Extracted records:
══════════

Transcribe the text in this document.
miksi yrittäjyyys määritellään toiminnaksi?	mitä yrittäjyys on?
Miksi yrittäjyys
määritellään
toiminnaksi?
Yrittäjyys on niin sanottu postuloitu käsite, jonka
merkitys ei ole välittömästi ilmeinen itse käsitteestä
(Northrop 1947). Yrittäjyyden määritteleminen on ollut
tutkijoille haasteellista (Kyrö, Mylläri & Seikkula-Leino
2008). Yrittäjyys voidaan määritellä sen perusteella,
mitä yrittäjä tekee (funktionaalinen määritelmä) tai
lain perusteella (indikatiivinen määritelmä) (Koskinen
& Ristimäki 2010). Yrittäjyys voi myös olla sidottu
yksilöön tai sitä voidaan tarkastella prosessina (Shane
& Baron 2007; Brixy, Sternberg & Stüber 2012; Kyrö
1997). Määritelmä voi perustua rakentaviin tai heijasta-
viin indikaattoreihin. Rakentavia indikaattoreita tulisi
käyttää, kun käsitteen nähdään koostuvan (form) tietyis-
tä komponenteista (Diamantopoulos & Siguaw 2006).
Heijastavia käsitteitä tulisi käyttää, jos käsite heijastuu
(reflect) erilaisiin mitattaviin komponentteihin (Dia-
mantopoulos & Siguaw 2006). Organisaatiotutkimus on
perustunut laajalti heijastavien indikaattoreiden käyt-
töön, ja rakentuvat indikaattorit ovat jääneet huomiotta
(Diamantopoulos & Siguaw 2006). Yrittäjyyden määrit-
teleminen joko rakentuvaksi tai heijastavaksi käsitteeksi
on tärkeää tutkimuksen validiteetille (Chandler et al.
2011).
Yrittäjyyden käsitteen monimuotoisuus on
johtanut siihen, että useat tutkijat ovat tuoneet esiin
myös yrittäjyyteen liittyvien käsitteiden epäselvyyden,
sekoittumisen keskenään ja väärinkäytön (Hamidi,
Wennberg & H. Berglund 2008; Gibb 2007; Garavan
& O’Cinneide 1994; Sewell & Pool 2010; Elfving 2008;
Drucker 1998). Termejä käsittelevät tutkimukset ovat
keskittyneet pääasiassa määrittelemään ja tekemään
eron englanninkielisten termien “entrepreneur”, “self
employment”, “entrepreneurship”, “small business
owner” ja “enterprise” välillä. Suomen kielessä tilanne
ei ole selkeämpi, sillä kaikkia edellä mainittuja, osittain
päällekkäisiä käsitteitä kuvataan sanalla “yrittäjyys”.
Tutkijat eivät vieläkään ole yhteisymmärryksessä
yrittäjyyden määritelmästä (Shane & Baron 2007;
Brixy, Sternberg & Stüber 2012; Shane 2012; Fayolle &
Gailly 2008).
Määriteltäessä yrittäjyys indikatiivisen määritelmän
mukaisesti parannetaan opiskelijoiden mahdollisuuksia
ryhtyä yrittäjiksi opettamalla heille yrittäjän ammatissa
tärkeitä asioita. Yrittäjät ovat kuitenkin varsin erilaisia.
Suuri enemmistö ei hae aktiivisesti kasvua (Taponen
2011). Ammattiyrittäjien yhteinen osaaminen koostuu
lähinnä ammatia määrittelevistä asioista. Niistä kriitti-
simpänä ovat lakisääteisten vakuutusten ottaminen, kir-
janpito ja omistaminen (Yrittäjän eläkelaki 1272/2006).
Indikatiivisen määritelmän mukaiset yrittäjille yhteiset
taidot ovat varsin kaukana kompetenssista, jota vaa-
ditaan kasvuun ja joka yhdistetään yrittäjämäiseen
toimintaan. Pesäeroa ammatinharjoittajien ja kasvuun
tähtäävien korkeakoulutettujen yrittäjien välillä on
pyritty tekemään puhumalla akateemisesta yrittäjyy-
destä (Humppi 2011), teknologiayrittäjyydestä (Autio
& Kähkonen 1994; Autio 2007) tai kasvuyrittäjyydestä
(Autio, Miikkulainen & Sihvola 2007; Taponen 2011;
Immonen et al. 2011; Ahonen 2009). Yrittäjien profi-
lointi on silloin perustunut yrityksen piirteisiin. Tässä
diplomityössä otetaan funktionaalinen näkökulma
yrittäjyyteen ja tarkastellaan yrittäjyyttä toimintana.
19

══════════

PROMPT: Each line above is to be repeated exactly.

ANSWER TO THE TASK:
Transcribe the text in this document.
miksi yrittäjyyys määritellään toiminnaksi?	mitä yrittäjyys on?
Miksi yrittäjyys
määritellään
toiminnaksi?
Yrittäjyys on niin sanottu postuloitu käsite, jonka
merkitys ei ole välittömästi ilmeinen itse käsitteestä
(Northrop 1947). Yrittäjyyden määritteleminen on ollut
tutkijoille haasteellista (Kyrö, Mylläri & Seikkula-Leino
2008). Yrittäjyys voidaan määritellä sen perusteella,
mitä yrittäjä tekee (funktionaalinen määritelmä) tai
lain perusteella (indikatiivinen määritelmä) (Koskinen
& Ristimäki 2010). Yrittäjyys voi myös olla sidottu
yksilöön tai sitä voidaan tarkastella prosessina (Shane
& Baron 2007; Brixy, Sternberg & Stüber 2012; Kyrö
1997). Määritelmä voi perustua rakentaviin tai heijasta-
viin indikaattoreihin. Rakentavia indikaattoreita tulisi
käyttää, kun käsitteen nähdään koostuvan (form) tietyis-
tä komponenteista (Diamantopoulos & Siguaw 2006).
Heijastavia käsitteitä tulisi käyttää, jos käsite heijastuu
(reflect) erilaisiin mitattaviin komponentteihin (Dia-
mantopoulos & Siguaw 2006). Organisaatiotutkimus on
perustunut laajalti heijastavien indikaattoreiden käyt-
töön, ja rakentuvat indikaattorit ovat jääneet huomiotta
(Diamantopoulos & Siguaw 2006). Yrittäjyyden määrit-
teleminen joko rakentuvaksi tai heijastavaksi käsitteeksi
on tärkeää tutkimuksen validiteetille (Chandler et al.
2011).
Yrittäjyyden käsitteen monimuotoisuus on
johtanut siihen, että useat tutkijat ovat tuoneet esiin
myös yrittäjyyteen liittyvien käsitteiden epäselvyyden,
sekoittumisen keskenään ja väärinkäytön (Hamidi,
Wennberg & H. Berglund 2008; Gibb 2007; Garavan
& O’Cinneide 1994; Sewell & Pool 2010; Elfving 2008;
Drucker 1998). Termejä käsittelevät tutkimukset ovat
keskittyneet pääasiassa määrittelemään ja tekemään
eron englanninkielisten termien “entrepreneur”, “self
employment”, “entrepreneurship”, “small business
owner” ja “enterprise” välillä. Suomen kielessä tilanne
ei ole selkeämpi, sillä kaikkia edellä mainittuja, osittain
päällekkäisiä käsitteitä kuvataan sanalla “yrittäjyys”.
Tutkijat eivät vieläkään ole yhteisymmärryksessä
yrittäjyyden määritelmästä (Shane & Baron 2007;
Brixy, Sternberg & Stüber 2012; Shane 2012; Fayolle &
Gailly 2008).
Määriteltäessä yrittäjyys indikatiivisen määritelmän
mukaisesti parannetaan opiskelijoiden mahdollisuuksia
ryhtyä yrittäjiksi opettamalla heille yrittäjän ammatissa
tärkeitä asioita. Yrittäjät ovat kuitenkin varsin erilaisia.
Suuri enemmistö ei hae aktiivisesti kasvua (Taponen
2011). Ammattiyrittäjien yhteinen osaaminen koostuu
lähinnä ammatia määrittelevistä asioista. Niistä kriitti-
simpänä ovat lakisääteisten vakuutusten ottaminen, kir-
janpito ja omistaminen (Yrittäjän eläkelaki 1272/2006).
Indikatiivisen määritelmän mukaiset yrittäjille yhteiset
taidot ovat varsin kaukana kompetenssista, jota vaa-
ditaan kasvuun ja joka yhdistetään yrittäjämäiseen
toimintaan. Pesäeroa ammatinharjoittajien ja kasvuun
tähtäävien korkeakoulutettujen yrittäjien välillä on
pyritty tekemään puhumalla akateemisesta yrittäjyy-
destä (Humppi 2011), teknologiayrittäjyydestä (Autio
& Kähkonen 1994; Autio 2007) tai kasvuyrittäjyydestä
(Autio, Miikkulainen & Sihvola 2007; Taponen 2011;
Immonen et al. 2011; Ahonen 2009). Yrittäjien profi-
lointi on silloin perustunut yrityksen piirteisiin. Tässä
diplomityössä otetaan funktionaalinen näkökulma
yrittäjyyteen ja tarkastellaan yrittäjyyttä toimintana.
19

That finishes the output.